WHAT YOU WILL DO » Copy every line from the records below that holds the word "lily".

⁂

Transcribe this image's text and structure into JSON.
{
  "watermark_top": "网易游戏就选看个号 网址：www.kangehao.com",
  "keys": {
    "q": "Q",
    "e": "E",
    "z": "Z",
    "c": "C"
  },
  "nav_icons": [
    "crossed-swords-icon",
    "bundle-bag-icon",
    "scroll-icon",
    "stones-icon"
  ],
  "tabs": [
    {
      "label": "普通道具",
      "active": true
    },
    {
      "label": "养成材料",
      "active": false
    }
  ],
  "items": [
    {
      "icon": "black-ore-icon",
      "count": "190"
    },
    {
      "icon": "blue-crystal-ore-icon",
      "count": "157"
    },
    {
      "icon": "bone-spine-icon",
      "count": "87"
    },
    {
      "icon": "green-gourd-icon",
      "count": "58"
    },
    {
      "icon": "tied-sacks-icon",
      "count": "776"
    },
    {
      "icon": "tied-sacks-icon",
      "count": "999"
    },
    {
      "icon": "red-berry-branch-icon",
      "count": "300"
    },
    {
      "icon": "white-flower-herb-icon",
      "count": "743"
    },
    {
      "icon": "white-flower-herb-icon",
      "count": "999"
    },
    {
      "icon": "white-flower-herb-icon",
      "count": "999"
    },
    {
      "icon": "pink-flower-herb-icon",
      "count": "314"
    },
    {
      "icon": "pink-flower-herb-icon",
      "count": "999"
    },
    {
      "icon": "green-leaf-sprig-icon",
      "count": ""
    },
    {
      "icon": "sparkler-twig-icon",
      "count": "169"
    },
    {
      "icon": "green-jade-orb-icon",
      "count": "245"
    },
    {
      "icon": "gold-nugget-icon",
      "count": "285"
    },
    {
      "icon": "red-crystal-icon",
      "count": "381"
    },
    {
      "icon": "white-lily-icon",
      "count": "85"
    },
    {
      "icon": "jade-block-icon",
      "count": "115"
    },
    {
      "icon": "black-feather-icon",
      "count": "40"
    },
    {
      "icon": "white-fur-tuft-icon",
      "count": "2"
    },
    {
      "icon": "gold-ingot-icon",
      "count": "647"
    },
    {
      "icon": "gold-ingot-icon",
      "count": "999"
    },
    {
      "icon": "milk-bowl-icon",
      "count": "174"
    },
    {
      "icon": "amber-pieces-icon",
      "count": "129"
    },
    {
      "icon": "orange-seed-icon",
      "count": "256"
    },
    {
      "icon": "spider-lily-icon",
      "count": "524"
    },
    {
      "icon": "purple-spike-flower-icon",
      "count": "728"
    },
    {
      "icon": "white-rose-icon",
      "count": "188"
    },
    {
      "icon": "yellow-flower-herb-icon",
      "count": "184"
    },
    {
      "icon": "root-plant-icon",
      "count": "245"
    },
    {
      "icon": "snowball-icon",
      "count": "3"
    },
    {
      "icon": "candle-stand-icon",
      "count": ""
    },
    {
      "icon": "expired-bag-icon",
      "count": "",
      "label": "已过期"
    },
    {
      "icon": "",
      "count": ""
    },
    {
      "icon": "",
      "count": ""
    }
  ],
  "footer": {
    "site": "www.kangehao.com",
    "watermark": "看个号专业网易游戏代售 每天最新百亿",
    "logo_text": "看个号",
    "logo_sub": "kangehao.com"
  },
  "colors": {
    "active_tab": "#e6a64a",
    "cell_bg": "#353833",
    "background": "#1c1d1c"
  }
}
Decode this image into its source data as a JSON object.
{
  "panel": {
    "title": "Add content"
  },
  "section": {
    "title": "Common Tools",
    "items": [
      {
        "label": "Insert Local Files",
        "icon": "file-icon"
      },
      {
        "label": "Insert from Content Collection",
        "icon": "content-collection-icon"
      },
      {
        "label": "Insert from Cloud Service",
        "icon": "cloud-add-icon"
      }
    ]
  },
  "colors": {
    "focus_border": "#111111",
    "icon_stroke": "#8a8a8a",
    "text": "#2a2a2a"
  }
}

⁂

EXERCISE SOLUTION »
      "icon": "white-lily-icon",
      "icon": "spider-lily-icon",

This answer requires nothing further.